[Records about charts and figures]
□ □ □
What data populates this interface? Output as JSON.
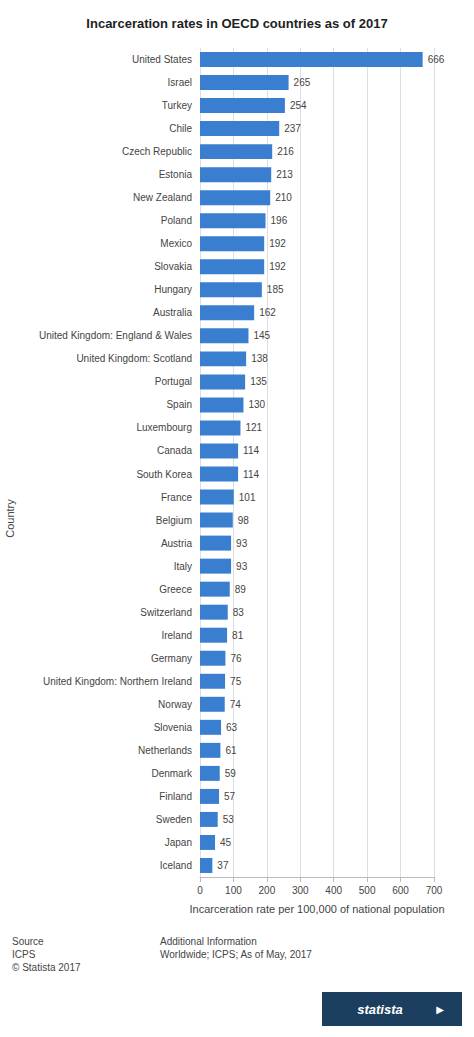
{
  "chart_data": {
    "type": "bar",
    "title": "Incarceration rates in OECD countries as of 2017",
    "orientation": "horizontal",
    "categories": [
      "United States",
      "Israel",
      "Turkey",
      "Chile",
      "Czech Republic",
      "Estonia",
      "New Zealand",
      "Poland",
      "Mexico",
      "Slovakia",
      "Hungary",
      "Australia",
      "United Kingdom: England & Wales",
      "United Kingdom: Scotland",
      "Portugal",
      "Spain",
      "Luxembourg",
      "Canada",
      "South Korea",
      "France",
      "Belgium",
      "Austria",
      "Italy",
      "Greece",
      "Switzerland",
      "Ireland",
      "Germany",
      "United Kingdom: Northern Ireland",
      "Norway",
      "Slovenia",
      "Netherlands",
      "Denmark",
      "Finland",
      "Sweden",
      "Japan",
      "Iceland"
    ],
    "values": [
      666,
      265,
      254,
      237,
      216,
      213,
      210,
      196,
      192,
      192,
      185,
      162,
      145,
      138,
      135,
      130,
      121,
      114,
      114,
      101,
      98,
      93,
      93,
      89,
      83,
      81,
      76,
      75,
      74,
      63,
      61,
      59,
      57,
      53,
      45,
      37
    ],
    "color": "#3a7ecf",
    "xlabel": "Incarceration rate per 100,000 of national population",
    "ylabel": "Country",
    "xlim": [
      0,
      700
    ],
    "xticks": [
      0,
      100,
      200,
      300,
      400,
      500,
      600,
      700
    ],
    "grid": true,
    "data_labels": true,
    "annotations": [
      "Source\nICPS\n© Statista 2017",
      "Additional Information\nWorldwide; ICPS; As of May, 2017",
      "statista",
      "▶"
    ]
  }
}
□ □ □
▶ [Task] Print the listing above in full, exactly as written. Omit any pictures.

▶ [Exercise solution]
What data populates this interface? Output as JSON.
{
  "chart_data": {
    "type": "bar",
    "title": "Incarceration rates in OECD countries as of 2017",
    "orientation": "horizontal",
    "categories": [
      "United States",
      "Israel",
      "Turkey",
      "Chile",
      "Czech Republic",
      "Estonia",
      "New Zealand",
      "Poland",
      "Mexico",
      "Slovakia",
      "Hungary",
      "Australia",
      "United Kingdom: England & Wales",
      "United Kingdom: Scotland",
      "Portugal",
      "Spain",
      "Luxembourg",
      "Canada",
      "South Korea",
      "France",
      "Belgium",
      "Austria",
      "Italy",
      "Greece",
      "Switzerland",
      "Ireland",
      "Germany",
      "United Kingdom: Northern Ireland",
      "Norway",
      "Slovenia",
      "Netherlands",
      "Denmark",
      "Finland",
      "Sweden",
      "Japan",
      "Iceland"
    ],
    "values": [
      666,
      265,
      254,
      237,
      216,
      213,
      210,
      196,
      192,
      192,
      185,
      162,
      145,
      138,
      135,
      130,
      121,
      114,
      114,
      101,
      98,
      93,
      93,
      89,
      83,
      81,
      76,
      75,
      74,
      63,
      61,
      59,
      57,
      53,
      45,
      37
    ],
    "color": "#3a7ecf",
    "xlabel": "Incarceration rate per 100,000 of national population",
    "ylabel": "Country",
    "xlim": [
      0,
      700
    ],
    "xticks": [
      0,
      100,
      200,
      300,
      400,
      500,
      600,
      700
    ],
    "grid": true,
    "data_labels": true,
    "annotations": [
      "Source\nICPS\n© Statista 2017",
      "Additional Information\nWorldwide; ICPS; As of May, 2017",
      "statista",
      "▶"
    ]
  }
}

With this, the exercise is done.